Output the material word for word. Leave each picture out.

→ MATERIAL PROVIDED
::::

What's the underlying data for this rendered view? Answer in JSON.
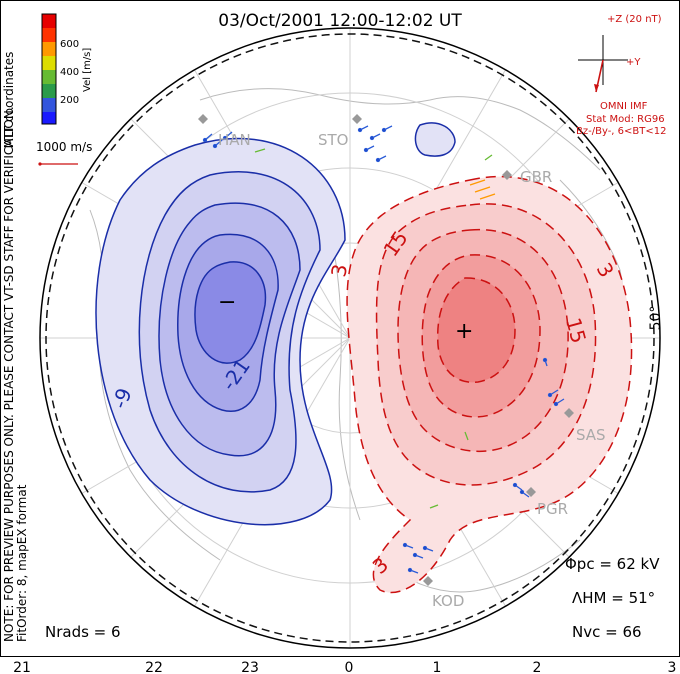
{
  "title": "03/Oct/2001 12:00-12:02 UT",
  "coords_label": "MLT coordinates",
  "colorbar": {
    "label": "Vel [m/s]",
    "ticks": [
      "600",
      "400",
      "200"
    ],
    "colors": [
      "#e60000",
      "#ff3300",
      "#ff9900",
      "#dddd00",
      "#66bb33",
      "#2a9b4a",
      "#3355dd",
      "#1a1aff"
    ]
  },
  "velocity_scale": {
    "label": "1000 m/s"
  },
  "imf": {
    "axis_z": "+Z (20 nT)",
    "axis_y": "+Y",
    "source": "OMNI IMF",
    "stat_mod": "Stat Mod: RG96",
    "conditions": "Bz-/By-, 6<BT<12"
  },
  "stations": [
    {
      "name": "HAN"
    },
    {
      "name": "STO"
    },
    {
      "name": "GBR"
    },
    {
      "name": "SAS"
    },
    {
      "name": "PGR"
    },
    {
      "name": "KOD"
    }
  ],
  "contours": {
    "neg_labels": [
      "-9",
      "-21"
    ],
    "pos_labels": [
      "3",
      "15",
      "3",
      "15",
      "3"
    ],
    "min_marker": "−",
    "max_marker": "+"
  },
  "latitude_label": "50°",
  "notes": {
    "preview": "NOTE: FOR PREVIEW PURPOSES ONLY. PLEASE CONTACT VT-SD STAFF FOR VERIFICATION.",
    "fitorder": "FitOrder: 8, mapEX format"
  },
  "stats": {
    "phi_pc": "Φpc = 62 kV",
    "lambda_hm": "ΛHM = 51°",
    "n_vc": "Nvc = 66",
    "n_rads": "Nrads = 6"
  },
  "mlt_axis": {
    "ticks": [
      "21",
      "22",
      "23",
      "0",
      "1",
      "2",
      "3"
    ]
  }
}
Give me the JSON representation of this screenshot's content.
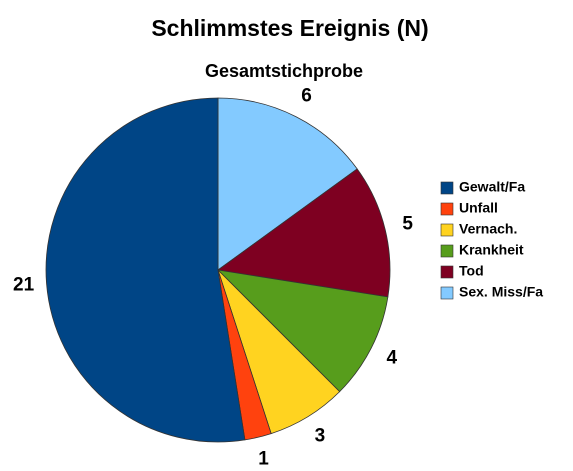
{
  "chart_data": {
    "type": "pie",
    "title": "Schlimmstes Ereignis (N)",
    "subtitle": "Gesamtstichprobe",
    "categories": [
      "Gewalt/Fa",
      "Unfall",
      "Vernach.",
      "Krankheit",
      "Tod",
      "Sex. Miss/Fa"
    ],
    "values": [
      21,
      1,
      3,
      4,
      5,
      6
    ],
    "colors": [
      "#004586",
      "#ff420e",
      "#ffd320",
      "#579d1c",
      "#7e0021",
      "#83caff"
    ],
    "legend": "right"
  }
}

::::

→ SOLVED PROBLEM
What's the underlying data for this rendered view? Answer in JSON.
{
  "title": "03/Oct/2001 12:00-12:02 UT",
  "coords_label": "MLT coordinates",
  "colorbar": {
    "label": "Vel [m/s]",
    "ticks": [
      "600",
      "400",
      "200"
    ],
    "colors": [
      "#e60000",
      "#ff3300",
      "#ff9900",
      "#dddd00",
      "#66bb33",
      "#2a9b4a",
      "#3355dd",
      "#1a1aff"
    ]
  },
  "velocity_scale": {
    "label": "1000 m/s"
  },
  "imf": {
    "axis_z": "+Z (20 nT)",
    "axis_y": "+Y",
    "source": "OMNI IMF",
    "stat_mod": "Stat Mod: RG96",
    "conditions": "Bz-/By-, 6<BT<12"
  },
  "stations": [
    {
      "name": "HAN"
    },
    {
      "name": "STO"
    },
    {
      "name": "GBR"
    },
    {
      "name": "SAS"
    },
    {
      "name": "PGR"
    },
    {
      "name": "KOD"
    }
  ],
  "contours": {
    "neg_labels": [
      "-9",
      "-21"
    ],
    "pos_labels": [
      "3",
      "15",
      "3",
      "15",
      "3"
    ],
    "min_marker": "−",
    "max_marker": "+"
  },
  "latitude_label": "50°",
  "notes": {
    "preview": "NOTE: FOR PREVIEW PURPOSES ONLY. PLEASE CONTACT VT-SD STAFF FOR VERIFICATION.",
    "fitorder": "FitOrder: 8, mapEX format"
  },
  "stats": {
    "phi_pc": "Φpc = 62 kV",
    "lambda_hm": "ΛHM = 51°",
    "n_vc": "Nvc = 66",
    "n_rads": "Nrads = 6"
  },
  "mlt_axis": {
    "ticks": [
      "21",
      "22",
      "23",
      "0",
      "1",
      "2",
      "3"
    ]
  }
}
Give me the JSON representation of this screenshot's content.
{
  "chart_data": {
    "type": "pie",
    "title": "Schlimmstes Ereignis (N)",
    "subtitle": "Gesamtstichprobe",
    "categories": [
      "Gewalt/Fa",
      "Unfall",
      "Vernach.",
      "Krankheit",
      "Tod",
      "Sex. Miss/Fa"
    ],
    "values": [
      21,
      1,
      3,
      4,
      5,
      6
    ],
    "colors": [
      "#004586",
      "#ff420e",
      "#ffd320",
      "#579d1c",
      "#7e0021",
      "#83caff"
    ],
    "legend": "right"
  }
}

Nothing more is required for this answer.